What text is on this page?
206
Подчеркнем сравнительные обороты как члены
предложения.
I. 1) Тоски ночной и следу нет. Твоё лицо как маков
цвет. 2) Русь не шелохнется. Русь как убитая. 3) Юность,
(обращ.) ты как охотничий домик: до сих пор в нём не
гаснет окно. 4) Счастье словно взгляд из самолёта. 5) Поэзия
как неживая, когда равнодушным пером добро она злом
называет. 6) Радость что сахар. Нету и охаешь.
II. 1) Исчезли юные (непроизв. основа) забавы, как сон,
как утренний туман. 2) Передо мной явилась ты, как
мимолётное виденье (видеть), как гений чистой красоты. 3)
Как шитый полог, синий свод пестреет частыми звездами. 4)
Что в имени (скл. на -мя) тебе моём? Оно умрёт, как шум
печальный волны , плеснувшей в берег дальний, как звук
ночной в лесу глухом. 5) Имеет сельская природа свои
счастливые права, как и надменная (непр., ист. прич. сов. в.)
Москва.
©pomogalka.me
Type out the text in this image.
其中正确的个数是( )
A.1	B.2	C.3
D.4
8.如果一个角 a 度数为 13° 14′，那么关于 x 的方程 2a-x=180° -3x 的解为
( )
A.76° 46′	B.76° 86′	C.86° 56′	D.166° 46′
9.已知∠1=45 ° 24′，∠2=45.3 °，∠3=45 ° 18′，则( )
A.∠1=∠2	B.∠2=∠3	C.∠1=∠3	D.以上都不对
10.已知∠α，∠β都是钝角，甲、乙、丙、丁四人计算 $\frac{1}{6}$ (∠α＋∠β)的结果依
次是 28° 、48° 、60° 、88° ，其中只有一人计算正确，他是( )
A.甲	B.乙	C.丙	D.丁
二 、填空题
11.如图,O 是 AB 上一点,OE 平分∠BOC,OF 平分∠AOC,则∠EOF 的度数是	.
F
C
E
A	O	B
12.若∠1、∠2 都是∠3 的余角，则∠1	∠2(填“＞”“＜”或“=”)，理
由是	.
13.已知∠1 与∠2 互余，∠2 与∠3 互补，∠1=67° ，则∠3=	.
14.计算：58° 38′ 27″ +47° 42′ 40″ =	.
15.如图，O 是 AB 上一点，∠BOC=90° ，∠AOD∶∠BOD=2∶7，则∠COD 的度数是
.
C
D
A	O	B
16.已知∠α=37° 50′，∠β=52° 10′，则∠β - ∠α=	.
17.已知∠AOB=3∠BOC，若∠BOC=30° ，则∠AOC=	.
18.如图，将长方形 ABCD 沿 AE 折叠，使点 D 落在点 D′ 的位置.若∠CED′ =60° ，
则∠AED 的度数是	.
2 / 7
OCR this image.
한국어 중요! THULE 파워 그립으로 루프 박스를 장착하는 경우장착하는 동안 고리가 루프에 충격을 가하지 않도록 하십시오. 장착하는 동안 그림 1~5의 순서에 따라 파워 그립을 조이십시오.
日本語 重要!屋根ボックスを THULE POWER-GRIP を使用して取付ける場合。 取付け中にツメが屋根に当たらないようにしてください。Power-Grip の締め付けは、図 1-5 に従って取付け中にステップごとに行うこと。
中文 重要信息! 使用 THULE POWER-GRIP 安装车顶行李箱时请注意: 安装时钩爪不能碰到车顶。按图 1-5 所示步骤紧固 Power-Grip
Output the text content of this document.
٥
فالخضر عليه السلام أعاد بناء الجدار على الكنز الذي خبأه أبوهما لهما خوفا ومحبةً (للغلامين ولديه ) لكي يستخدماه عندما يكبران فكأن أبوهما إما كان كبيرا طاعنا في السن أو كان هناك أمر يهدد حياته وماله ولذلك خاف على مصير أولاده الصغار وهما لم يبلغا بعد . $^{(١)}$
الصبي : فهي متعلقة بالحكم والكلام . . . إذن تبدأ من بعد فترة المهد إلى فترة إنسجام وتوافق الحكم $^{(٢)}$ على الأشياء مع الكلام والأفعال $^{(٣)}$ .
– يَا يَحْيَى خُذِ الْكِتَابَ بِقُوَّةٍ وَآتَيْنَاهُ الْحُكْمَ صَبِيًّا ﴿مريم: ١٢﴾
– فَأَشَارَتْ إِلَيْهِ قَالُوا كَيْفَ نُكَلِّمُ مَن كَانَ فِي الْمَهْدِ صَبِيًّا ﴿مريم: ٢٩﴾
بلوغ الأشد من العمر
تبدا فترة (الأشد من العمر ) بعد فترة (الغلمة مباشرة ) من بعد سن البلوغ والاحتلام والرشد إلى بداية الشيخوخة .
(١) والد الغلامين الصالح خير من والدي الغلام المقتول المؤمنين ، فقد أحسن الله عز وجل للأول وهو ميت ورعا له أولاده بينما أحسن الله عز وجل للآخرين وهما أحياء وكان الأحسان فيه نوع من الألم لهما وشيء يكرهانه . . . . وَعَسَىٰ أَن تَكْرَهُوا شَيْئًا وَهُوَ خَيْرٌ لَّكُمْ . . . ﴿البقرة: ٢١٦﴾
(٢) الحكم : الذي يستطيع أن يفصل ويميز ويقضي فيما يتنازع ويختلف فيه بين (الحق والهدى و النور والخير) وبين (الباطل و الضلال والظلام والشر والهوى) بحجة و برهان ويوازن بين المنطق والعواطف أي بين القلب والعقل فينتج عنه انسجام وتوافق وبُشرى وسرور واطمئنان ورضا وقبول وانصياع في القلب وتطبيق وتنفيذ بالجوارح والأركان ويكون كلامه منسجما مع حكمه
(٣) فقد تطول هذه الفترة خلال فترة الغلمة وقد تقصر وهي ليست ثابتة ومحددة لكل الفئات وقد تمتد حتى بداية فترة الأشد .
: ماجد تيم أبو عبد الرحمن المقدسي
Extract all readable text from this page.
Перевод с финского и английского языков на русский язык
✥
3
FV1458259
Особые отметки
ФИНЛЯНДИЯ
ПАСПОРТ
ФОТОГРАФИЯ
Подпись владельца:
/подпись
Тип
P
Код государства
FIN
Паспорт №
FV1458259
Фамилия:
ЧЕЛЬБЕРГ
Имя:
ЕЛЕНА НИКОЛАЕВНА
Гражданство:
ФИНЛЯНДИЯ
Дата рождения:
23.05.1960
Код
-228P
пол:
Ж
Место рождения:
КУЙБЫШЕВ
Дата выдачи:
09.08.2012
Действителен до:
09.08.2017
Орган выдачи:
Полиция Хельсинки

*Exercise objective*: Transcribe each entry precisely, missing none.

*Final answer*:
What text is on this page?
206
Подчеркнем сравнительные обороты как члены
предложения.
I. 1) Тоски ночной и следу нет. Твоё лицо как маков
цвет. 2) Русь не шелохнется. Русь как убитая. 3) Юность,
(обращ.) ты как охотничий домик: до сих пор в нём не
гаснет окно. 4) Счастье словно взгляд из самолёта. 5) Поэзия
как неживая, когда равнодушным пером добро она злом
называет. 6) Радость что сахар. Нету и охаешь.
II. 1) Исчезли юные (непроизв. основа) забавы, как сон,
как утренний туман. 2) Передо мной явилась ты, как
мимолётное виденье (видеть), как гений чистой красоты. 3)
Как шитый полог, синий свод пестреет частыми звездами. 4)
Что в имени (скл. на -мя) тебе моём? Оно умрёт, как шум
печальный волны , плеснувшей в берег дальний, как звук
ночной в лесу глухом. 5) Имеет сельская природа свои
счастливые права, как и надменная (непр., ист. прич. сов. в.)
Москва.
©pomogalka.me
Type out the text in this image.
其中正确的个数是( )
A.1	B.2	C.3
D.4
8.如果一个角 a 度数为 13° 14′，那么关于 x 的方程 2a-x=180° -3x 的解为
( )
A.76° 46′	B.76° 86′	C.86° 56′	D.166° 46′
9.已知∠1=45 ° 24′，∠2=45.3 °，∠3=45 ° 18′，则( )
A.∠1=∠2	B.∠2=∠3	C.∠1=∠3	D.以上都不对
10.已知∠α，∠β都是钝角，甲、乙、丙、丁四人计算 $\frac{1}{6}$ (∠α＋∠β)的结果依
次是 28° 、48° 、60° 、88° ，其中只有一人计算正确，他是( )
A.甲	B.乙	C.丙	D.丁
二 、填空题
11.如图,O 是 AB 上一点,OE 平分∠BOC,OF 平分∠AOC,则∠EOF 的度数是	.
F
C
E
A	O	B
12.若∠1、∠2 都是∠3 的余角，则∠1	∠2(填“＞”“＜”或“=”)，理
由是	.
13.已知∠1 与∠2 互余，∠2 与∠3 互补，∠1=67° ，则∠3=	.
14.计算：58° 38′ 27″ +47° 42′ 40″ =	.
15.如图，O 是 AB 上一点，∠BOC=90° ，∠AOD∶∠BOD=2∶7，则∠COD 的度数是
.
C
D
A	O	B
16.已知∠α=37° 50′，∠β=52° 10′，则∠β - ∠α=	.
17.已知∠AOB=3∠BOC，若∠BOC=30° ，则∠AOC=	.
18.如图，将长方形 ABCD 沿 AE 折叠，使点 D 落在点 D′ 的位置.若∠CED′ =60° ，
则∠AED 的度数是	.
2 / 7
OCR this image.
한국어 중요! THULE 파워 그립으로 루프 박스를 장착하는 경우장착하는 동안 고리가 루프에 충격을 가하지 않도록 하십시오. 장착하는 동안 그림 1~5의 순서에 따라 파워 그립을 조이십시오.
日本語 重要!屋根ボックスを THULE POWER-GRIP を使用して取付ける場合。 取付け中にツメが屋根に当たらないようにしてください。Power-Grip の締め付けは、図 1-5 に従って取付け中にステップごとに行うこと。
中文 重要信息! 使用 THULE POWER-GRIP 安装车顶行李箱时请注意: 安装时钩爪不能碰到车顶。按图 1-5 所示步骤紧固 Power-Grip
Output the text content of this document.
٥
فالخضر عليه السلام أعاد بناء الجدار على الكنز الذي خبأه أبوهما لهما خوفا ومحبةً (للغلامين ولديه ) لكي يستخدماه عندما يكبران فكأن أبوهما إما كان كبيرا طاعنا في السن أو كان هناك أمر يهدد حياته وماله ولذلك خاف على مصير أولاده الصغار وهما لم يبلغا بعد . $^{(١)}$
الصبي : فهي متعلقة بالحكم والكلام . . . إذن تبدأ من بعد فترة المهد إلى فترة إنسجام وتوافق الحكم $^{(٢)}$ على الأشياء مع الكلام والأفعال $^{(٣)}$ .
– يَا يَحْيَى خُذِ الْكِتَابَ بِقُوَّةٍ وَآتَيْنَاهُ الْحُكْمَ صَبِيًّا ﴿مريم: ١٢﴾
– فَأَشَارَتْ إِلَيْهِ قَالُوا كَيْفَ نُكَلِّمُ مَن كَانَ فِي الْمَهْدِ صَبِيًّا ﴿مريم: ٢٩﴾
بلوغ الأشد من العمر
تبدا فترة (الأشد من العمر ) بعد فترة (الغلمة مباشرة ) من بعد سن البلوغ والاحتلام والرشد إلى بداية الشيخوخة .
(١) والد الغلامين الصالح خير من والدي الغلام المقتول المؤمنين ، فقد أحسن الله عز وجل للأول وهو ميت ورعا له أولاده بينما أحسن الله عز وجل للآخرين وهما أحياء وكان الأحسان فيه نوع من الألم لهما وشيء يكرهانه . . . . وَعَسَىٰ أَن تَكْرَهُوا شَيْئًا وَهُوَ خَيْرٌ لَّكُمْ . . . ﴿البقرة: ٢١٦﴾
(٢) الحكم : الذي يستطيع أن يفصل ويميز ويقضي فيما يتنازع ويختلف فيه بين (الحق والهدى و النور والخير) وبين (الباطل و الضلال والظلام والشر والهوى) بحجة و برهان ويوازن بين المنطق والعواطف أي بين القلب والعقل فينتج عنه انسجام وتوافق وبُشرى وسرور واطمئنان ورضا وقبول وانصياع في القلب وتطبيق وتنفيذ بالجوارح والأركان ويكون كلامه منسجما مع حكمه
(٣) فقد تطول هذه الفترة خلال فترة الغلمة وقد تقصر وهي ليست ثابتة ومحددة لكل الفئات وقد تمتد حتى بداية فترة الأشد .
: ماجد تيم أبو عبد الرحمن المقدسي
Extract all readable text from this page.
Перевод с финского и английского языков на русский язык
✥
3
FV1458259
Особые отметки
ФИНЛЯНДИЯ
ПАСПОРТ
ФОТОГРАФИЯ
Подпись владельца:
/подпись
Тип
P
Код государства
FIN
Паспорт №
FV1458259
Фамилия:
ЧЕЛЬБЕРГ
Имя:
ЕЛЕНА НИКОЛАЕВНА
Гражданство:
ФИНЛЯНДИЯ
Дата рождения:
23.05.1960
Код
-228P
пол:
Ж
Место рождения:
КУЙБЫШЕВ
Дата выдачи:
09.08.2012
Действителен до:
09.08.2017
Орган выдачи:
Полиция Хельсинки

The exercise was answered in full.